TASK REQUIREMENTS :: Count how many lines hold the string "shirt". Give that number alone.

INPUT MATERIAL ::
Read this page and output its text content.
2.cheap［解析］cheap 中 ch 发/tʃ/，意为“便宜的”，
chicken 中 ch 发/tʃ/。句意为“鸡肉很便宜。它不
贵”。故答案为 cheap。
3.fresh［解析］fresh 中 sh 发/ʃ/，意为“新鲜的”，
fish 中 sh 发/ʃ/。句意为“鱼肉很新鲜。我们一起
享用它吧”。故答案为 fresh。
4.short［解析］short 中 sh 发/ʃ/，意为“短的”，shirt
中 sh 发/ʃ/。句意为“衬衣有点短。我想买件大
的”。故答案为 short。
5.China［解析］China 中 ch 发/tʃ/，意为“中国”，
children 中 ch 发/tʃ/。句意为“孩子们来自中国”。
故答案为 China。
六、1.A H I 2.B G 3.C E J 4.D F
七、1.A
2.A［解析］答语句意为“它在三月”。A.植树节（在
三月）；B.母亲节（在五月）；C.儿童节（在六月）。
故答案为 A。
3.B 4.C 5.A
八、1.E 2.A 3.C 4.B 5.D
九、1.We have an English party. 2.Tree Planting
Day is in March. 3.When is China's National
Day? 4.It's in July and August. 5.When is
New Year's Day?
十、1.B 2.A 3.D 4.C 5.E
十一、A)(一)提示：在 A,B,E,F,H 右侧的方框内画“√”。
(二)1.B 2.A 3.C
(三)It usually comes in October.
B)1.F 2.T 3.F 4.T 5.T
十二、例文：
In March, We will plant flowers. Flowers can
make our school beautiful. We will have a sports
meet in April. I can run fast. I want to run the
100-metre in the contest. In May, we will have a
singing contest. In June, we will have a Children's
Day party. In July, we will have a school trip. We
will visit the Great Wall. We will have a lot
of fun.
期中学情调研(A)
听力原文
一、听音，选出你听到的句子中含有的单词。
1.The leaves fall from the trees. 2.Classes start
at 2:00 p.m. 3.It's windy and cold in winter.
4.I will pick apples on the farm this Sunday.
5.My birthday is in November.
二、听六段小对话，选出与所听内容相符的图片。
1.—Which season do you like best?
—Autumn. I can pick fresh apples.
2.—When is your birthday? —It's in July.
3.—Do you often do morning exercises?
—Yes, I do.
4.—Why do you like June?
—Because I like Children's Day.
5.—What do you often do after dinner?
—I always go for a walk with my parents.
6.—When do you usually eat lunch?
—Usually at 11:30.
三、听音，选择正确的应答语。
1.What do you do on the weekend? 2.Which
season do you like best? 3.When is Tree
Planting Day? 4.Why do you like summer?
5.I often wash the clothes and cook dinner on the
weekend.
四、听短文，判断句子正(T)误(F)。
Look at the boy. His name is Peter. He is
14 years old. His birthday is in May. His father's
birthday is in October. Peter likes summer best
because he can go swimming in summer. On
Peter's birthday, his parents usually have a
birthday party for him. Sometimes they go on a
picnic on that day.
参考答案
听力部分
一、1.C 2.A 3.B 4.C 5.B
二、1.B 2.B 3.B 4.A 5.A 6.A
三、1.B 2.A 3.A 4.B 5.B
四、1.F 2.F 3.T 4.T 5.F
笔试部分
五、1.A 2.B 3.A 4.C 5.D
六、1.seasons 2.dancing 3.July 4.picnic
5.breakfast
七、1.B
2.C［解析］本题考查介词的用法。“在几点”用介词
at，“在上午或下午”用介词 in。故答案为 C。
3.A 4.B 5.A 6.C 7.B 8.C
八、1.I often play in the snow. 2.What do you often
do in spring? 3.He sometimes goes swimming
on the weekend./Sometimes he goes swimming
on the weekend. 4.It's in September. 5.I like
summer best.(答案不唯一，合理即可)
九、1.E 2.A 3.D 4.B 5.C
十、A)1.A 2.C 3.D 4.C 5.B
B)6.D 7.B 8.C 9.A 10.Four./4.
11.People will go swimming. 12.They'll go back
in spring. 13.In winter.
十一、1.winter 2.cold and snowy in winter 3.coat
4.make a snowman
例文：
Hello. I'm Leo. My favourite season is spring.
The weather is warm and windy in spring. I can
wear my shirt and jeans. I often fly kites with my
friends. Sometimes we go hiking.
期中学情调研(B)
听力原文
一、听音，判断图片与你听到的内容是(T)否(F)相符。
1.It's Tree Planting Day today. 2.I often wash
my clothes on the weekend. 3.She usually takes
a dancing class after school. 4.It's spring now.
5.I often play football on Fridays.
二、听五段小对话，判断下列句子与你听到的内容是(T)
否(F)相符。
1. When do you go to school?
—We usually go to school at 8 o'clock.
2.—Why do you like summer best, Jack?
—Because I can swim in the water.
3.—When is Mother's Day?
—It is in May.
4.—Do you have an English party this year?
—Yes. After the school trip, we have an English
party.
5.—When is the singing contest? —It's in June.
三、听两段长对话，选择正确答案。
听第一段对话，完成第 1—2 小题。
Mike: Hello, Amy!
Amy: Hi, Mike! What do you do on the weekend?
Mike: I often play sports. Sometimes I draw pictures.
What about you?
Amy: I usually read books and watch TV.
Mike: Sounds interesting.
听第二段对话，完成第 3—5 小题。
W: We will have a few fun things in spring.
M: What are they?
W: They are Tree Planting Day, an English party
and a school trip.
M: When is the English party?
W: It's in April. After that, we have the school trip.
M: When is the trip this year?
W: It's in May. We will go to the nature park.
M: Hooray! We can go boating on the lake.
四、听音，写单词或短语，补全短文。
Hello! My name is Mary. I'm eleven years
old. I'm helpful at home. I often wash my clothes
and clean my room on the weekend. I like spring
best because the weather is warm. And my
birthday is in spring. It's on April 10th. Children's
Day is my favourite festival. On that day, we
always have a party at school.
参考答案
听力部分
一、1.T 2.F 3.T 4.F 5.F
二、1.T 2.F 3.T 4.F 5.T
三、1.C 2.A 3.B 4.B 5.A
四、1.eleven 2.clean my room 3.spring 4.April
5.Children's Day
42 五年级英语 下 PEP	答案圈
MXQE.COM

COMPLETE OUTPUT :: 2